Aim: Present the following data again exactly as it is shown.

═════ Data lines

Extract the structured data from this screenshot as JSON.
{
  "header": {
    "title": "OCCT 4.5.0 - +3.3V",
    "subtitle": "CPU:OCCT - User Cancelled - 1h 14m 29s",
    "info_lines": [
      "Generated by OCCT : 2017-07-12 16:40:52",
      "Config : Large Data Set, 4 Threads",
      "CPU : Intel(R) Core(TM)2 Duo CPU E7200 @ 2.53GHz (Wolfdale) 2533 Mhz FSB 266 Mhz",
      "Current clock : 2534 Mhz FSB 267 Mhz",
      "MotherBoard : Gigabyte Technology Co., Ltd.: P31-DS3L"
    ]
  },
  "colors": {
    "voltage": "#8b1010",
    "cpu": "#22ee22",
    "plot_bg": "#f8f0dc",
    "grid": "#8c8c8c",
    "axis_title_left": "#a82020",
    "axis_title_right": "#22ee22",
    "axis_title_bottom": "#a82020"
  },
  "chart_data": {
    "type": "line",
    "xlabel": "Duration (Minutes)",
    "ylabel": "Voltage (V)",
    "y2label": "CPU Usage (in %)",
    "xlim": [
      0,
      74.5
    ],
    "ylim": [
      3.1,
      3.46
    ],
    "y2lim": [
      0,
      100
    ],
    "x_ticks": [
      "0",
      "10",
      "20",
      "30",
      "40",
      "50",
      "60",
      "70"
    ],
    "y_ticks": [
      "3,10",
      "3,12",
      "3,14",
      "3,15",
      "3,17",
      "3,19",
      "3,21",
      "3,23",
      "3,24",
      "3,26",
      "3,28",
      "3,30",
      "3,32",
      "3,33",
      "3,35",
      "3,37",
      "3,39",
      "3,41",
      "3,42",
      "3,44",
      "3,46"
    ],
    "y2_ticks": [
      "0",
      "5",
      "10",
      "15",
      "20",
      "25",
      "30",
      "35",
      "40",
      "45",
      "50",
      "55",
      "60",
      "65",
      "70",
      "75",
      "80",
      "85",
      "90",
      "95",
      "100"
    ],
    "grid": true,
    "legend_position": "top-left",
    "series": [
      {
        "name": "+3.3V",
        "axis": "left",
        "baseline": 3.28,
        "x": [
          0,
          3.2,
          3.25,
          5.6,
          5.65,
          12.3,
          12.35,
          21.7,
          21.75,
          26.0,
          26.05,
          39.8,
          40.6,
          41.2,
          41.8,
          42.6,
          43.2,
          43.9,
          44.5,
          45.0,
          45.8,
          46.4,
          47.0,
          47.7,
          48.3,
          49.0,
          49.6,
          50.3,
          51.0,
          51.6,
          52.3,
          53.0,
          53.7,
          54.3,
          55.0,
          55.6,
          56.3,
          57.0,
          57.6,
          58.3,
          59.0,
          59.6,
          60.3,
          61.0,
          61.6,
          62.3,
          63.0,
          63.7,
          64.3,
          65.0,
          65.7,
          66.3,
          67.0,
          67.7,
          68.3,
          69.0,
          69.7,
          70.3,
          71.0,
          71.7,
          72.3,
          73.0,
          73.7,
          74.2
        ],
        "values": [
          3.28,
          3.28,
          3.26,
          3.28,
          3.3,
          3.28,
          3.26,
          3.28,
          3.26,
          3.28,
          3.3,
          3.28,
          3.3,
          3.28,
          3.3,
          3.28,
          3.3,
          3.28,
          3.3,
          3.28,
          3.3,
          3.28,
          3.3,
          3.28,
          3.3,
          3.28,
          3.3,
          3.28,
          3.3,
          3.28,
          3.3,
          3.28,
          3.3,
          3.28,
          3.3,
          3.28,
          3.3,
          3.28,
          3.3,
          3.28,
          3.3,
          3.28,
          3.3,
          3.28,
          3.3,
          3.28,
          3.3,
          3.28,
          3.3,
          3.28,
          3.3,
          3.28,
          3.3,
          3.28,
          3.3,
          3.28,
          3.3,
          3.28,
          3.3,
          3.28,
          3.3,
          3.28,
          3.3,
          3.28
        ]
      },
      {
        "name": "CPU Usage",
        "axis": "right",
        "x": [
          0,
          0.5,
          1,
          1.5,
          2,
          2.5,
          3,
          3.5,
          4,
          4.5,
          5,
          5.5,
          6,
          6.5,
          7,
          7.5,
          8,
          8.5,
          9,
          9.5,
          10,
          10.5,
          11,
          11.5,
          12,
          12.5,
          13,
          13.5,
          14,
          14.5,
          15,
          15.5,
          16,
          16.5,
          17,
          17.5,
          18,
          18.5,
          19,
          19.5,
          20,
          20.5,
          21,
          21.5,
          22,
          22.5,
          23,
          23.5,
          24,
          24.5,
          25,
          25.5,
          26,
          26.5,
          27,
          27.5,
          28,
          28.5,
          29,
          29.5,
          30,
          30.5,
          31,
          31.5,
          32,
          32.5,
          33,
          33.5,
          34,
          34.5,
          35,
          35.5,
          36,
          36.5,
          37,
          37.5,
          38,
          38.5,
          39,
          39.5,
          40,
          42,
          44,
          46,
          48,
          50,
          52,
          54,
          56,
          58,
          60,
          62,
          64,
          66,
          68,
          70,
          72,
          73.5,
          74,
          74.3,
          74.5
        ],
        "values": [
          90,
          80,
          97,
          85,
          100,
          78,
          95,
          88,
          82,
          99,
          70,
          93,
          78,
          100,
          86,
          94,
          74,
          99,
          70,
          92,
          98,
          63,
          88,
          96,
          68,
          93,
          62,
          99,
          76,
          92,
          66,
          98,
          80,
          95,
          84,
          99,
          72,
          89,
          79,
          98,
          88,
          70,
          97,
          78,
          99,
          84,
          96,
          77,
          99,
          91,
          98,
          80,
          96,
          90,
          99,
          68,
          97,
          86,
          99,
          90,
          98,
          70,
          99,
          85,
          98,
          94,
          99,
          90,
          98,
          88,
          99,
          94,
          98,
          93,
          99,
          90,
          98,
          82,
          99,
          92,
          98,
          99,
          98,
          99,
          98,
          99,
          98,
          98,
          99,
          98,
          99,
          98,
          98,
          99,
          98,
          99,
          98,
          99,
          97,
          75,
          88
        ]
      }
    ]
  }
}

══════════

Exercise result:
Extract the structured data from this screenshot as JSON.
{
  "header": {
    "title": "OCCT 4.5.0 - +3.3V",
    "subtitle": "CPU:OCCT - User Cancelled - 1h 14m 29s",
    "info_lines": [
      "Generated by OCCT : 2017-07-12 16:40:52",
      "Config : Large Data Set, 4 Threads",
      "CPU : Intel(R) Core(TM)2 Duo CPU E7200 @ 2.53GHz (Wolfdale) 2533 Mhz FSB 266 Mhz",
      "Current clock : 2534 Mhz FSB 267 Mhz",
      "MotherBoard : Gigabyte Technology Co., Ltd.: P31-DS3L"
    ]
  },
  "colors": {
    "voltage": "#8b1010",
    "cpu": "#22ee22",
    "plot_bg": "#f8f0dc",
    "grid": "#8c8c8c",
    "axis_title_left": "#a82020",
    "axis_title_right": "#22ee22",
    "axis_title_bottom": "#a82020"
  },
  "chart_data": {
    "type": "line",
    "xlabel": "Duration (Minutes)",
    "ylabel": "Voltage (V)",
    "y2label": "CPU Usage (in %)",
    "xlim": [
      0,
      74.5
    ],
    "ylim": [
      3.1,
      3.46
    ],
    "y2lim": [
      0,
      100
    ],
    "x_ticks": [
      "0",
      "10",
      "20",
      "30",
      "40",
      "50",
      "60",
      "70"
    ],
    "y_ticks": [
      "3,10",
      "3,12",
      "3,14",
      "3,15",
      "3,17",
      "3,19",
      "3,21",
      "3,23",
      "3,24",
      "3,26",
      "3,28",
      "3,30",
      "3,32",
      "3,33",
      "3,35",
      "3,37",
      "3,39",
      "3,41",
      "3,42",
      "3,44",
      "3,46"
    ],
    "y2_ticks": [
      "0",
      "5",
      "10",
      "15",
      "20",
      "25",
      "30",
      "35",
      "40",
      "45",
      "50",
      "55",
      "60",
      "65",
      "70",
      "75",
      "80",
      "85",
      "90",
      "95",
      "100"
    ],
    "grid": true,
    "legend_position": "top-left",
    "series": [
      {
        "name": "+3.3V",
        "axis": "left",
        "baseline": 3.28,
        "x": [
          0,
          3.2,
          3.25,
          5.6,
          5.65,
          12.3,
          12.35,
          21.7,
          21.75,
          26.0,
          26.05,
          39.8,
          40.6,
          41.2,
          41.8,
          42.6,
          43.2,
          43.9,
          44.5,
          45.0,
          45.8,
          46.4,
          47.0,
          47.7,
          48.3,
          49.0,
          49.6,
          50.3,
          51.0,
          51.6,
          52.3,
          53.0,
          53.7,
          54.3,
          55.0,
          55.6,
          56.3,
          57.0,
          57.6,
          58.3,
          59.0,
          59.6,
          60.3,
          61.0,
          61.6,
          62.3,
          63.0,
          63.7,
          64.3,
          65.0,
          65.7,
          66.3,
          67.0,
          67.7,
          68.3,
          69.0,
          69.7,
          70.3,
          71.0,
          71.7,
          72.3,
          73.0,
          73.7,
          74.2
        ],
        "values": [
          3.28,
          3.28,
          3.26,
          3.28,
          3.3,
          3.28,
          3.26,
          3.28,
          3.26,
          3.28,
          3.3,
          3.28,
          3.3,
          3.28,
          3.3,
          3.28,
          3.3,
          3.28,
          3.3,
          3.28,
          3.3,
          3.28,
          3.3,
          3.28,
          3.3,
          3.28,
          3.3,
          3.28,
          3.3,
          3.28,
          3.3,
          3.28,
          3.3,
          3.28,
          3.3,
          3.28,
          3.3,
          3.28,
          3.3,
          3.28,
          3.3,
          3.28,
          3.3,
          3.28,
          3.3,
          3.28,
          3.3,
          3.28,
          3.3,
          3.28,
          3.3,
          3.28,
          3.3,
          3.28,
          3.3,
          3.28,
          3.3,
          3.28,
          3.3,
          3.28,
          3.3,
          3.28,
          3.3,
          3.28
        ]
      },
      {
        "name": "CPU Usage",
        "axis": "right",
        "x": [
          0,
          0.5,
          1,
          1.5,
          2,
          2.5,
          3,
          3.5,
          4,
          4.5,
          5,
          5.5,
          6,
          6.5,
          7,
          7.5,
          8,
          8.5,
          9,
          9.5,
          10,
          10.5,
          11,
          11.5,
          12,
          12.5,
          13,
          13.5,
          14,
          14.5,
          15,
          15.5,
          16,
          16.5,
          17,
          17.5,
          18,
          18.5,
          19,
          19.5,
          20,
          20.5,
          21,
          21.5,
          22,
          22.5,
          23,
          23.5,
          24,
          24.5,
          25,
          25.5,
          26,
          26.5,
          27,
          27.5,
          28,
          28.5,
          29,
          29.5,
          30,
          30.5,
          31,
          31.5,
          32,
          32.5,
          33,
          33.5,
          34,
          34.5,
          35,
          35.5,
          36,
          36.5,
          37,
          37.5,
          38,
          38.5,
          39,
          39.5,
          40,
          42,
          44,
          46,
          48,
          50,
          52,
          54,
          56,
          58,
          60,
          62,
          64,
          66,
          68,
          70,
          72,
          73.5,
          74,
          74.3,
          74.5
        ],
        "values": [
          90,
          80,
          97,
          85,
          100,
          78,
          95,
          88,
          82,
          99,
          70,
          93,
          78,
          100,
          86,
          94,
          74,
          99,
          70,
          92,
          98,
          63,
          88,
          96,
          68,
          93,
          62,
          99,
          76,
          92,
          66,
          98,
          80,
          95,
          84,
          99,
          72,
          89,
          79,
          98,
          88,
          70,
          97,
          78,
          99,
          84,
          96,
          77,
          99,
          91,
          98,
          80,
          96,
          90,
          99,
          68,
          97,
          86,
          99,
          90,
          98,
          70,
          99,
          85,
          98,
          94,
          99,
          90,
          98,
          88,
          99,
          94,
          98,
          93,
          99,
          90,
          98,
          82,
          99,
          92,
          98,
          99,
          98,
          99,
          98,
          99,
          98,
          98,
          99,
          98,
          99,
          98,
          98,
          99,
          98,
          99,
          98,
          99,
          97,
          75,
          88
        ]
      }
    ]
  }
}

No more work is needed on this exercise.